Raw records
● ● ● ● ●

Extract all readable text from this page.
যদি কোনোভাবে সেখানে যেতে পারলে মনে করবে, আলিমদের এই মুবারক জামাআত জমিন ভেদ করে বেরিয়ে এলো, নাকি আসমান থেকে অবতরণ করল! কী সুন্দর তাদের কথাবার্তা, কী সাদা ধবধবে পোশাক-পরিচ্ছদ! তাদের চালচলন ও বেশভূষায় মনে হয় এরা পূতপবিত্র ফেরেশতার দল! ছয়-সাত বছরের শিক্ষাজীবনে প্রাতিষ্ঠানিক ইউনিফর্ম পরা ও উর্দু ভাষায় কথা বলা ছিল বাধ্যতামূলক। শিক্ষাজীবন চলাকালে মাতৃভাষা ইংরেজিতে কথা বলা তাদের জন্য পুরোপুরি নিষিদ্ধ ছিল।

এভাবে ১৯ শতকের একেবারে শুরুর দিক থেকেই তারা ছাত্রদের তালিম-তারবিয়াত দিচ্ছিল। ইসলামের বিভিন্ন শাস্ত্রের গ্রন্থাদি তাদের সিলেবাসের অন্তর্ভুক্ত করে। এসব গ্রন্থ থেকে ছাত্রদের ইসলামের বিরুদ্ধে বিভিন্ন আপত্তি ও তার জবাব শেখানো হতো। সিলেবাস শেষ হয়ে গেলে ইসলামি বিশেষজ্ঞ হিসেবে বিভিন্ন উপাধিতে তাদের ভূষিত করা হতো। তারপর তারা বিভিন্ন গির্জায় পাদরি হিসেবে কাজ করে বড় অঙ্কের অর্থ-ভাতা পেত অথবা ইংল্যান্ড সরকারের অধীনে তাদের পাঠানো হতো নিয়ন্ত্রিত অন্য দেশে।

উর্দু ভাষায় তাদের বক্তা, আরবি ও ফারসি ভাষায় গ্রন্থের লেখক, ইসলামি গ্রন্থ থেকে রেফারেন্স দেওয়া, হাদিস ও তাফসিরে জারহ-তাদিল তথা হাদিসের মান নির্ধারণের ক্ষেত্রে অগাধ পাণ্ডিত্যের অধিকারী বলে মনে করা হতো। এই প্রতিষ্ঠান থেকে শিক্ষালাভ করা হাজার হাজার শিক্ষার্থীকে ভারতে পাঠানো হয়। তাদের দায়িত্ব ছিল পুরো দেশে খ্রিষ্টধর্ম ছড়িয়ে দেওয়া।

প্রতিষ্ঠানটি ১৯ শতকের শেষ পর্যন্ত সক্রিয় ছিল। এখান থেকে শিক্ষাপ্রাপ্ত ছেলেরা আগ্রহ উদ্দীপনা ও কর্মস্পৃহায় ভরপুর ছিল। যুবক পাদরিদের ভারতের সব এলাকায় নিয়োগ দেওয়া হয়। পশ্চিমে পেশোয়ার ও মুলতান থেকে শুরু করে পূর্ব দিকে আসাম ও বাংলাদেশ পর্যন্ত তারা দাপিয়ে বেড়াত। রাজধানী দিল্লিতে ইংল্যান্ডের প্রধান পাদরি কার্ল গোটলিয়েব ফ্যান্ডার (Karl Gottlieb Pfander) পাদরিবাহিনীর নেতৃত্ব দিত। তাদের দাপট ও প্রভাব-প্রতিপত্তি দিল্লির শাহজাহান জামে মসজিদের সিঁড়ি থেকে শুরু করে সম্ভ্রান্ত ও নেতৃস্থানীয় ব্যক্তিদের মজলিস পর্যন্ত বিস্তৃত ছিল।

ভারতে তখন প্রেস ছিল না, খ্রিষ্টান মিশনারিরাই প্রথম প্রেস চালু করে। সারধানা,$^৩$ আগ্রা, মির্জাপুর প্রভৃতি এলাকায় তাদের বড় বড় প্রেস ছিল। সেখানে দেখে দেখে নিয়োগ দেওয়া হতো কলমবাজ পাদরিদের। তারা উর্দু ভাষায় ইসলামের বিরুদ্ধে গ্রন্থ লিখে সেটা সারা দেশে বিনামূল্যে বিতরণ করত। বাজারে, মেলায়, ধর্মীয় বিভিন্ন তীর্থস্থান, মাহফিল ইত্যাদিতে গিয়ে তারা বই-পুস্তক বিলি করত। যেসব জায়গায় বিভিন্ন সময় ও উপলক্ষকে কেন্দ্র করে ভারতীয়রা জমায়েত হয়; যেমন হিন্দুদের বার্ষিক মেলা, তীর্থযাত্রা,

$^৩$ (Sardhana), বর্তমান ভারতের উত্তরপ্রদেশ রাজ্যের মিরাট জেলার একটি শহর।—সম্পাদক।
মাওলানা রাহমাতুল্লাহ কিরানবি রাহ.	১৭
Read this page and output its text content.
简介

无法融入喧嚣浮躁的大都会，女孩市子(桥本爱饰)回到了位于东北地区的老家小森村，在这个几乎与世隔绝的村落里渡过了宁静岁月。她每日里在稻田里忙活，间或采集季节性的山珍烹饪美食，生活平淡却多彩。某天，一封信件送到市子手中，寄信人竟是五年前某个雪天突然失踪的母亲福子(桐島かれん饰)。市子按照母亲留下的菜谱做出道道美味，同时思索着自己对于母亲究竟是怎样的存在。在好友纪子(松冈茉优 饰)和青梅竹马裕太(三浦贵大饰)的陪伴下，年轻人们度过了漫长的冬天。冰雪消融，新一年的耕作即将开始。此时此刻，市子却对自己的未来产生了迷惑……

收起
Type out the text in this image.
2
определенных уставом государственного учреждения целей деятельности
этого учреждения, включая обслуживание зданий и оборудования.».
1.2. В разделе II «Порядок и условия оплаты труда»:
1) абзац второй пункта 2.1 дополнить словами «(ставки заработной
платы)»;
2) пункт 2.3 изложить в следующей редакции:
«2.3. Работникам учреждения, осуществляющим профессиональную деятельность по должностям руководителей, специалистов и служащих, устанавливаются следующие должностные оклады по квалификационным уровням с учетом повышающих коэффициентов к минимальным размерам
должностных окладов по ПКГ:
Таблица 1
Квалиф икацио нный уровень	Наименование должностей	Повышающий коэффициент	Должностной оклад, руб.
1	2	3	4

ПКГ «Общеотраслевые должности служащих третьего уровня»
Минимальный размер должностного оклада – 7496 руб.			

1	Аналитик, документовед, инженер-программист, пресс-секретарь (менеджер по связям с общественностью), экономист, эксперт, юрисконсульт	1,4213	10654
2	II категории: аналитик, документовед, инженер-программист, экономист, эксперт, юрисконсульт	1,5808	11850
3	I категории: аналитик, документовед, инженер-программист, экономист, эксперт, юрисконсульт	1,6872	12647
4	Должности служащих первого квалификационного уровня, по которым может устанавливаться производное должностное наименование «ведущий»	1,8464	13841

● ● ● ● ●

**Goal of the exercise:** Count the lines in the records above that contain the word "юрисконсульт", and reply with only that number.

**Result for this task:** 3